** Task objective **
Pictures stay out; everything else in the records below is copied exactly.

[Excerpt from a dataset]
::::::

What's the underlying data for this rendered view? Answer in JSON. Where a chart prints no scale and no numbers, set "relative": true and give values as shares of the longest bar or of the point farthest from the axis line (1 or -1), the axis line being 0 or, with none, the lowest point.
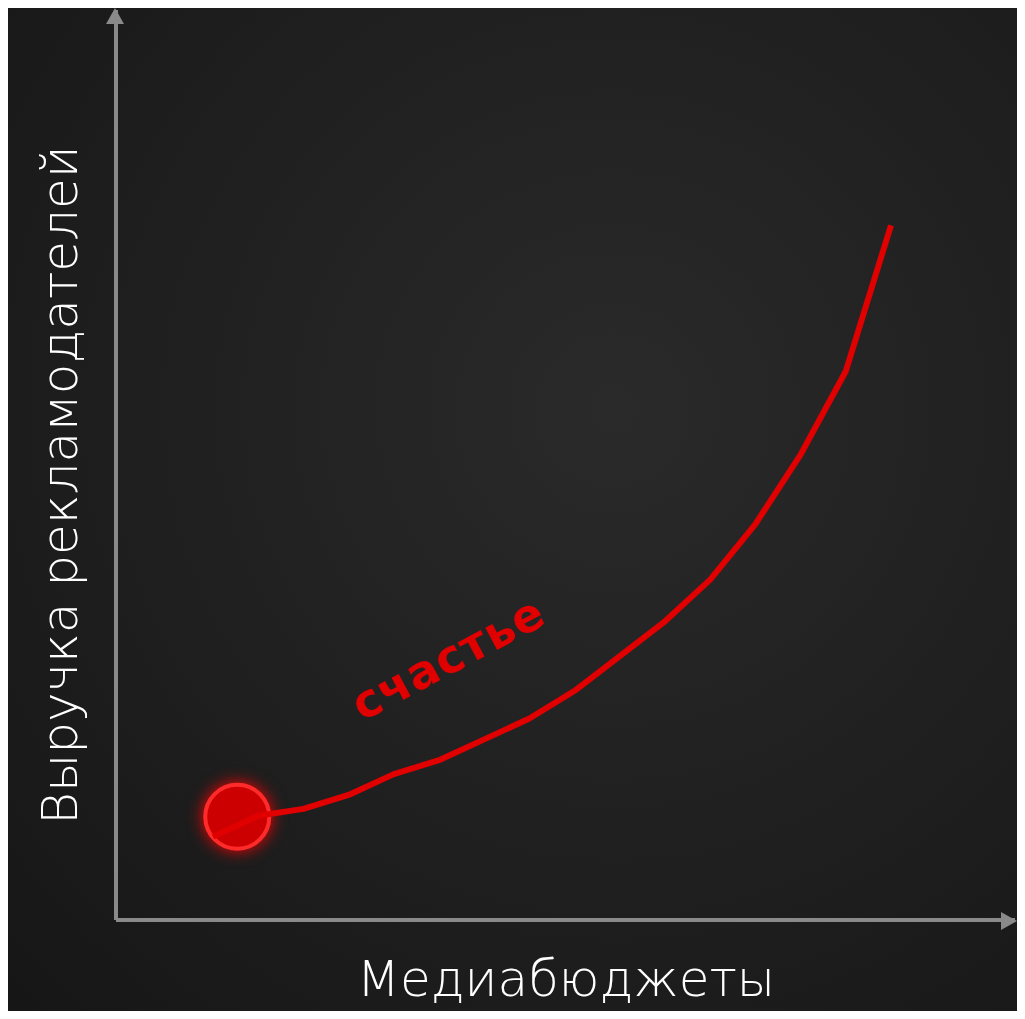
{
  "chart_data": {
    "type": "line",
    "xlabel": "Медиабюджеты",
    "ylabel": "Выручка рекламодателей",
    "relative": true,
    "categories": [
      null,
      null,
      null,
      null,
      null,
      null,
      null,
      null,
      null,
      null,
      null,
      null,
      null,
      null,
      null,
      null
    ],
    "series": [
      {
        "color": "#e00000",
        "values": [
          0.12,
          0.15,
          0.16,
          0.18,
          0.21,
          0.23,
          0.26,
          0.29,
          0.33,
          0.38,
          0.43,
          0.49,
          0.57,
          0.67,
          0.79,
          1
        ]
      }
    ],
    "annotations": [
      "счастье"
    ]
  }
}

::::::

** Solved exercise **
What's the underlying data for this rendered view? Answer in JSON. Where a chart prints no scale and no numbers, set "relative": true and give values as shares of the longest bar or of the point farthest from the axis line (1 or -1), the axis line being 0 or, with none, the lowest point.
{
  "chart_data": {
    "type": "line",
    "xlabel": "Медиабюджеты",
    "ylabel": "Выручка рекламодателей",
    "relative": true,
    "categories": [
      null,
      null,
      null,
      null,
      null,
      null,
      null,
      null,
      null,
      null,
      null,
      null,
      null,
      null,
      null,
      null
    ],
    "series": [
      {
        "color": "#e00000",
        "values": [
          0.12,
          0.15,
          0.16,
          0.18,
          0.21,
          0.23,
          0.26,
          0.29,
          0.33,
          0.38,
          0.43,
          0.49,
          0.57,
          0.67,
          0.79,
          1
        ]
      }
    ],
    "annotations": [
      "счастье"
    ]
  }
}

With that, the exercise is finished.